------ Selected text
Originally Posted by *crunchycanadian* 
Yeah, no seat does all three well. The booster mode of the 3 in 1's like you have is deadly, so never use it as a booster. If you really want to use the least amount of seats possible invest in a good convertible, then a good booster that goes from high back to low back.

Why is it bad? The seat was a gift and I'll have a hard time convincing my husband to spend money without evidence...and "I heard on MDC" doesn't work, no offense.


----------



## NaturallyKait (Sep 22, 2006)

Quote:


Originally Posted by *AFWife* 
Why is it bad? The seat was a gift and I'll have a hard time convincing my husband to spend money without evidence...and "I heard on MDC" doesn't work, no offense.

It positions the lap belt way too high (on the tummy instead of low on the hips touching the lap) and in an accident can cause internal injuries. It is on the IIHS not reccomended list (http://www.iihs.org/research/topics/...commended.html) if he wants to look there. I have never seen it make a good booster fit on any child I have seen in one, to the point where I actually have reccomended people buy a cheap backless booster instead of using it as a booster even though their children were younger than I would normally be comfortable with them in a backless booster.
------------
------ Data shown
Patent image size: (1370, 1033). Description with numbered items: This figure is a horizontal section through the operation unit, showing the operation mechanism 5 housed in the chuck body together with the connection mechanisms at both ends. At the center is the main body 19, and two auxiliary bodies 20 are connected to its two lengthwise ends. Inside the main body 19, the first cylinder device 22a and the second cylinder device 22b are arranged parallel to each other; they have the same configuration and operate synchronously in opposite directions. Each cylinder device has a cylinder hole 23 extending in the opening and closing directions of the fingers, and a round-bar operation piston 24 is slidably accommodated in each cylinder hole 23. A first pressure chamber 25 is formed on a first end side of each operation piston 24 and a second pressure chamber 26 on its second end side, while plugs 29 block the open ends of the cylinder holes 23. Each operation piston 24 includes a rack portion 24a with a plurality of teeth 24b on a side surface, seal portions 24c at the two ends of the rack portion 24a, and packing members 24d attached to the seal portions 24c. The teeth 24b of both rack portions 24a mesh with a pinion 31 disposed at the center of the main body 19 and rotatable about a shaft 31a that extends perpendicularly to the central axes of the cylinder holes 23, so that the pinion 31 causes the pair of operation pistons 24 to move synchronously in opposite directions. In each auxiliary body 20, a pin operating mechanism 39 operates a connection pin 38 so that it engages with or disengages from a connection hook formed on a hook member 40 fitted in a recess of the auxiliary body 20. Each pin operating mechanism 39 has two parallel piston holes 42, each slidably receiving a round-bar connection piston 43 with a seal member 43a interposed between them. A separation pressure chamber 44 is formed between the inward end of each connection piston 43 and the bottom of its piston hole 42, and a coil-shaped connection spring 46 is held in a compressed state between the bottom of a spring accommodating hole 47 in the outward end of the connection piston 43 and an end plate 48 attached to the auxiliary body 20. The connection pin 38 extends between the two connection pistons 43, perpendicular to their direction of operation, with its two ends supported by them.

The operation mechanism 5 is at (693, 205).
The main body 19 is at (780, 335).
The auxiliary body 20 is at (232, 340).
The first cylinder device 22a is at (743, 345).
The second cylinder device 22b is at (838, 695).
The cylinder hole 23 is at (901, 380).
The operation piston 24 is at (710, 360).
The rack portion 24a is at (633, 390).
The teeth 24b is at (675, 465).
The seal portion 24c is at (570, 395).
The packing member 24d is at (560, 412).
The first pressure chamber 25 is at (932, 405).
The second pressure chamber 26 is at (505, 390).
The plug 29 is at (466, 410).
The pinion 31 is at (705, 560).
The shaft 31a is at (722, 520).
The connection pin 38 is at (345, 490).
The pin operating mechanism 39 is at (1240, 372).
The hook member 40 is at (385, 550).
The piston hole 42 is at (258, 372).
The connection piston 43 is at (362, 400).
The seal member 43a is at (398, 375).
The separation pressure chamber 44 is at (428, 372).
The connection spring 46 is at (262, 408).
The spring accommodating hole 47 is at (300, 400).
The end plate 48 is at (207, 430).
------------
_Tasks for this exercise_:
**1)** According to the car seat thread, where does the 3-in-1 seat in booster mode position the lap belt?
**2)** Decide whether each statement agrees with the car seat thread, answering yes or no and quoting the deciding words: (a) AFWife received the seat as a gift. (b) The seat appears on the IIHS recommended list. (c) NaturallyKait has seen the seat give a good booster fit on some children.
**3)** Please carry the car seat thread on from where it stops.
The data is separate material, apart from the car seat thread.

_Results_:
**1)** Way too high, on the tummy instead of low on the hips touching the lap.

**2)**
(a) Yes: "The seat was a gift"
(b) No: "It is on the IIHS not reccomended list"
(c) No: "I have never seen it make a good booster fit on any child I have seen in one"

**3)**
----------



## NaturallyKait (Sep 22, 2006)

Just a quick side note, your seat is fine to use harnessed. Just beware that if it has a 40 pound weight limit the top setting can not be used harnessed, only boostered, so it is usually outgrown too soon, but it is fine as a RF seat and a FF harnessed seat


----------



## Drummer's Wife (Jun 5, 2005)

I agree that the problem with the Alpha Omegas (and most other 3-in-1 car seats) is that they don't fit newborns safely and they stink as belt-positioning boosters. They also tend to have low rf'ing height and weight limits, and low ff'ing height and weight limits, too. Like, my 3.5 yr old is 39 lbs, and decent sized height wise, so he would be right at outgrowing that seat both by weight and height. He is in no way ready for booster mode (plus it's illegal), so if I owned that seat it wouldn't have saved us any money since I'd be buying something to keep him harnessed for another couple years.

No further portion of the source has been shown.